Challenges =>
1. In the unit_scaling.GELU documentation below, what is the default value of the approximate argument?
2. From the unit_scaling.GELU documentation below, list every parameter in the class signature along with its default value.
3. Carry on the unit_scaling.GELU documentation below, picking up after its last line.

Provided passage =>
____________________

3.1.10. unit_scaling.GELU
- class unit_scaling.GELU(mult: float = 1.0, constraint: str | None = 'to_output_scale', approximate: str = 'none')[source]
Applies a unit-scaled Gaussian Error Linear Units function:
\[\text{GELU}(x) = x * \Phi(x)\]where \(\Phi(x)\) is the Cumulative Distribution Function for Gaussian Distribution.
When the approximate argument is ‘tanh’, Gelu is estimated with:
\[\text{GELU}(x) = 0.5 * x * (1 + \text{Tanh}(\sqrt{2 / \pi} * (x + 0.044715 * x^3)))\]- Parameters:
approximate (str?) – the gelu approximation algorithm to use:
'none'
|'tanh'
. Default:'none'
mult (float?) – a multiplier to be applied to change the shape of a nonlinear function. Typically, high multipliers (> 1) correspond to a ‘sharper’ (low temperature) function, while low multipliers (< 1) correspond to a ‘flatter’ (high temperature) function.

____________________

Given information =>
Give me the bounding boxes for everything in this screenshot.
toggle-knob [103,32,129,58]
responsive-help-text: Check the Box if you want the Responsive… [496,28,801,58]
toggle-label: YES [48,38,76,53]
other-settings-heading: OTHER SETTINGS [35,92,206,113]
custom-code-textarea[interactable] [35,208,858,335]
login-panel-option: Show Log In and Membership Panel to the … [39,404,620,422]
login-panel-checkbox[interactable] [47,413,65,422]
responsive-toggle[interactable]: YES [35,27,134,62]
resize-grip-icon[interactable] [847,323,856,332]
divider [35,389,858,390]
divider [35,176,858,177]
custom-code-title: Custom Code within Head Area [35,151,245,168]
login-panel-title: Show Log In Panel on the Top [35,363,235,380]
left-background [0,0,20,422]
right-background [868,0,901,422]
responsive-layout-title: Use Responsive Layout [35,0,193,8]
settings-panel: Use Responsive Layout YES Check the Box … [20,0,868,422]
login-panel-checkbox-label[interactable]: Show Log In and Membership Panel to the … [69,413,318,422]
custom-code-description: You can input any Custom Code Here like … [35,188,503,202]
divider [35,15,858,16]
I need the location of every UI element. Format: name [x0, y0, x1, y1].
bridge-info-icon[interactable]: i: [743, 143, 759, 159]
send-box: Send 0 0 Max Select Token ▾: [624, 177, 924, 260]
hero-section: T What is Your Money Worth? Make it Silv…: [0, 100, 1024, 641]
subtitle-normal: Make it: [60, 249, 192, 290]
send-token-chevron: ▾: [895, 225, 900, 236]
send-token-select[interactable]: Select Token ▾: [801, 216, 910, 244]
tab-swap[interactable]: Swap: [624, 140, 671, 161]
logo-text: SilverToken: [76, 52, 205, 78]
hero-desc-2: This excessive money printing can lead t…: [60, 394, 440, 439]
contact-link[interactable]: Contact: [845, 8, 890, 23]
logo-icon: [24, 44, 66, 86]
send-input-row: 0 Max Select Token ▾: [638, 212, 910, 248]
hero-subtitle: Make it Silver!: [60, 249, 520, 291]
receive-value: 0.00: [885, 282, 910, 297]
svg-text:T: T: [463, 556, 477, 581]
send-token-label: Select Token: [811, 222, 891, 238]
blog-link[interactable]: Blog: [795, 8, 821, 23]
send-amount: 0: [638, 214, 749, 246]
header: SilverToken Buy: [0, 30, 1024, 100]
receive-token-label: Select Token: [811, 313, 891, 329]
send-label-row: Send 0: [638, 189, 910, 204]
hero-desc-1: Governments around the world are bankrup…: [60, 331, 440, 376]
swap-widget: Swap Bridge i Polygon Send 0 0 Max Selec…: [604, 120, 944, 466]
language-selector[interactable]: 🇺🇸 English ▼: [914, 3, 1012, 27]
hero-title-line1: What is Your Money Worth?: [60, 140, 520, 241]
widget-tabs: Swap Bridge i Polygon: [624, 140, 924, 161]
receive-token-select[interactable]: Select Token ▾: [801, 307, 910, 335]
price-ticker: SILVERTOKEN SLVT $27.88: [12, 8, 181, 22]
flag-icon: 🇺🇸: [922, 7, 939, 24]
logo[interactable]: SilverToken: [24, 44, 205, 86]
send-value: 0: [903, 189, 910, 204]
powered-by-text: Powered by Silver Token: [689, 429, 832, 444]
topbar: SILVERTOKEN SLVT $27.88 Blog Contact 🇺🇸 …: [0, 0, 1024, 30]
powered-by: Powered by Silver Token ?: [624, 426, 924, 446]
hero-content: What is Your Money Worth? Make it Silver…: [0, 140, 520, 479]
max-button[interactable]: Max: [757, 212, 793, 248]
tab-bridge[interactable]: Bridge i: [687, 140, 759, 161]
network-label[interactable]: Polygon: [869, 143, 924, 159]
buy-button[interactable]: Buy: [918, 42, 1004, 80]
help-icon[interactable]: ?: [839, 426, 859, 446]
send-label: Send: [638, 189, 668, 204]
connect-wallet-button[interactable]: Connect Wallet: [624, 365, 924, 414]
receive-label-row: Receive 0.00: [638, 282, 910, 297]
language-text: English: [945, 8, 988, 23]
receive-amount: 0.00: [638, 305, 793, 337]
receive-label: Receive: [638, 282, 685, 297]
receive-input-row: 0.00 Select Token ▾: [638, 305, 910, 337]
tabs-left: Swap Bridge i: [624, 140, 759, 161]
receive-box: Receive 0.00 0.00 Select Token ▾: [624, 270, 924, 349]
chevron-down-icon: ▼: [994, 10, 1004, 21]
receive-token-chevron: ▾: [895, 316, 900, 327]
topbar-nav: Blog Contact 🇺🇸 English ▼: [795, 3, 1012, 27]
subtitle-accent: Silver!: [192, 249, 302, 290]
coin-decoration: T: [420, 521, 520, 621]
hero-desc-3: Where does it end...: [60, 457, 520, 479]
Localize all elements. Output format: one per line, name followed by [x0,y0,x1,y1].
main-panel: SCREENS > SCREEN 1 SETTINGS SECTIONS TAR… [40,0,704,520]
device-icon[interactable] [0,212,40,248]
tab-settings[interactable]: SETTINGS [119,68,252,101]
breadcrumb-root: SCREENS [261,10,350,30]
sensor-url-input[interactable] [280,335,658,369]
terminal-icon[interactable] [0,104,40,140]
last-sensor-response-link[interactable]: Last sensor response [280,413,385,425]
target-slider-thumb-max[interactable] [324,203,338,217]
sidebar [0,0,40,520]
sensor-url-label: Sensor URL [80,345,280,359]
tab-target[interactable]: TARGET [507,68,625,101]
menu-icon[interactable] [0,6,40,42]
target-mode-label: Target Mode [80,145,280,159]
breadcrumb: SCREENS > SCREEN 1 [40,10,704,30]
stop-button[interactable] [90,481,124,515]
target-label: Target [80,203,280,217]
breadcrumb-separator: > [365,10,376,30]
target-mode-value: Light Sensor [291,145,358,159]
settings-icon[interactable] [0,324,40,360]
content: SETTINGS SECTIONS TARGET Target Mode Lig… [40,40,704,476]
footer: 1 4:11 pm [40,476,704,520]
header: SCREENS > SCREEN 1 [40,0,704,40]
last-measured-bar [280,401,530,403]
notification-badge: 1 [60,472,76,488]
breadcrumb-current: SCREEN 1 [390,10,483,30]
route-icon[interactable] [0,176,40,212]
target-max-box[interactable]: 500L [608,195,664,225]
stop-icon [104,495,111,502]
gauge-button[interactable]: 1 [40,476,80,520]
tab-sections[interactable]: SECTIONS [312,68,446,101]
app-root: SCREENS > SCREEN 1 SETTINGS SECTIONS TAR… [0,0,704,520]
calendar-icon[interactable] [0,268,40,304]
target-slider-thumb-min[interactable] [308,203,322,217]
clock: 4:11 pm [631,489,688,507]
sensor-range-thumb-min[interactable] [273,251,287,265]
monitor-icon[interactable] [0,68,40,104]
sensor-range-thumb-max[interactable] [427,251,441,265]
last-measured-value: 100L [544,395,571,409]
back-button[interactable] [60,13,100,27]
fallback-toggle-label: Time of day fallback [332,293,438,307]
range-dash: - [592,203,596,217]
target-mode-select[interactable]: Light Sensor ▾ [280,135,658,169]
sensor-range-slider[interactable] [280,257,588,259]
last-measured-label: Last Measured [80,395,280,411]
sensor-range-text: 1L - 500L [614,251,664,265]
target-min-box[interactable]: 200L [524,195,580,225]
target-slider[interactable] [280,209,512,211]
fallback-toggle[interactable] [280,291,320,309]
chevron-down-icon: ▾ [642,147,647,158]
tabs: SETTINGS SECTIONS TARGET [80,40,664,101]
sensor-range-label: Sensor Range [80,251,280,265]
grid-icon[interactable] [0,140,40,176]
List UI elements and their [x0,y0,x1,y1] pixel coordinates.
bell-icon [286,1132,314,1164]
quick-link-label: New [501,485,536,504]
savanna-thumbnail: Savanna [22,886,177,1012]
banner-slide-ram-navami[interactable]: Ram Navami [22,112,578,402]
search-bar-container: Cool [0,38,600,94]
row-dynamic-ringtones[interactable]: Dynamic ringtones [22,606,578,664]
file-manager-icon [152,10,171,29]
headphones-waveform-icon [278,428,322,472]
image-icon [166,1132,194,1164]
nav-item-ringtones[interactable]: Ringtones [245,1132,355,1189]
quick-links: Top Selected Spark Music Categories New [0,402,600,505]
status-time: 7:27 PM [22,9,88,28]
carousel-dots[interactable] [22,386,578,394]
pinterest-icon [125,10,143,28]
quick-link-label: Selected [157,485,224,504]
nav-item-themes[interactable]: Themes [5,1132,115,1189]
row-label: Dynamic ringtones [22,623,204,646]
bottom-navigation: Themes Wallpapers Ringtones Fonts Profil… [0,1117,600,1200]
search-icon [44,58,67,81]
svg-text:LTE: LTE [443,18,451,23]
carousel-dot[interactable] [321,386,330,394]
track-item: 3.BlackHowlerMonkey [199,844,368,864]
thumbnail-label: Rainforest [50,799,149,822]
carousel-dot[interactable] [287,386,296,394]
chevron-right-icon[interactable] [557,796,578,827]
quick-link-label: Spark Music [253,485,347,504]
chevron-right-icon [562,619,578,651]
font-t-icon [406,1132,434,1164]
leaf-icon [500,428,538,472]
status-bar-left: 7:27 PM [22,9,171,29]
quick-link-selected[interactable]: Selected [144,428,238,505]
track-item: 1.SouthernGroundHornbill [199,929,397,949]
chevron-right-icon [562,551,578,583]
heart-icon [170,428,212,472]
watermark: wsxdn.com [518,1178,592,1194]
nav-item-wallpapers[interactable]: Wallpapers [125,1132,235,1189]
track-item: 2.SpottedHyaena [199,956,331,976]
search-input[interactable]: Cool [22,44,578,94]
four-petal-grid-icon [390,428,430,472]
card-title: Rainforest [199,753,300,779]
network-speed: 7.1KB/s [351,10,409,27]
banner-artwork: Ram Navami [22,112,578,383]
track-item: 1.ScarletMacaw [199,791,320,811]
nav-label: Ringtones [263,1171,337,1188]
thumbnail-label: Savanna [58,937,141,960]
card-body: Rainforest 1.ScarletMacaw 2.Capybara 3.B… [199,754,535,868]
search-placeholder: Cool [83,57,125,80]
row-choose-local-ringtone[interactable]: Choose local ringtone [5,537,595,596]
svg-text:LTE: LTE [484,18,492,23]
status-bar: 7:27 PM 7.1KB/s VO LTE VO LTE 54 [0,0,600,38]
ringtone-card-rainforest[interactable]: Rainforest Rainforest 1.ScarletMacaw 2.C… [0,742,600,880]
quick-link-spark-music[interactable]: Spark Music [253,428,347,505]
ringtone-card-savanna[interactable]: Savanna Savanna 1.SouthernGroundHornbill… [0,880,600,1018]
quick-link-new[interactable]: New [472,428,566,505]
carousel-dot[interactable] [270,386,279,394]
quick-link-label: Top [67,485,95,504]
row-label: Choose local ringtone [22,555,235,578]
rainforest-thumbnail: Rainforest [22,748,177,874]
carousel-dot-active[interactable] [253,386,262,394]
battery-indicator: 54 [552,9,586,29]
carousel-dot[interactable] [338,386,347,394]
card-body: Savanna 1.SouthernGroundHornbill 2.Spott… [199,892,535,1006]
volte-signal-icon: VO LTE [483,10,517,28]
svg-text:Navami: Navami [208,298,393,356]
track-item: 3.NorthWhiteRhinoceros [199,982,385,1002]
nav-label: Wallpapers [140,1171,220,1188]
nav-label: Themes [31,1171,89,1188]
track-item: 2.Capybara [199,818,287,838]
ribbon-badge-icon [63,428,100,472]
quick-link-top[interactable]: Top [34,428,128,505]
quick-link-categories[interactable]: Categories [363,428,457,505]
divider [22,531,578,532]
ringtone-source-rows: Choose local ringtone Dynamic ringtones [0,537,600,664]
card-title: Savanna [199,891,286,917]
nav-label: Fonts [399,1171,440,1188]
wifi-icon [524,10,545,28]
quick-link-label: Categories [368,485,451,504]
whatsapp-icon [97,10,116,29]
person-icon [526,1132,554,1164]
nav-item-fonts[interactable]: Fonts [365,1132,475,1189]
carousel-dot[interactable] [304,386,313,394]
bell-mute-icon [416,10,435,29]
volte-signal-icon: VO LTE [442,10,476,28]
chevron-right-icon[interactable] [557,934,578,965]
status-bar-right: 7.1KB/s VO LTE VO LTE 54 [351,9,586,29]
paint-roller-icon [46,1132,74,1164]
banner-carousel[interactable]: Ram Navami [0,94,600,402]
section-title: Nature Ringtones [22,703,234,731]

____________________

Results of the exercise =>
1. 'none'

2.
mult: 1.0
constraint: 'to_output_scale'
approximate: 'none'

3.
constraint (Optional[str]?) – The name of the constraint function to be applied to the outputs & input gradient. In this case, the constraint name must be one of: [None, ‘gmean’, ‘hmean’, ‘amean’, ‘to_output_scale’, ‘to_grad_input_scale’] (see unit_scaling.constraints for details on these constraint functions). Defaults to gmean.
- Shape:
Input: \((*)\), where \(*\) means any number of dimensions.
Output: \((*)\), same shape as the input.
Examples
>>> m = nn.GELU() >>> input = torch.randn(2) >>> output = m(input)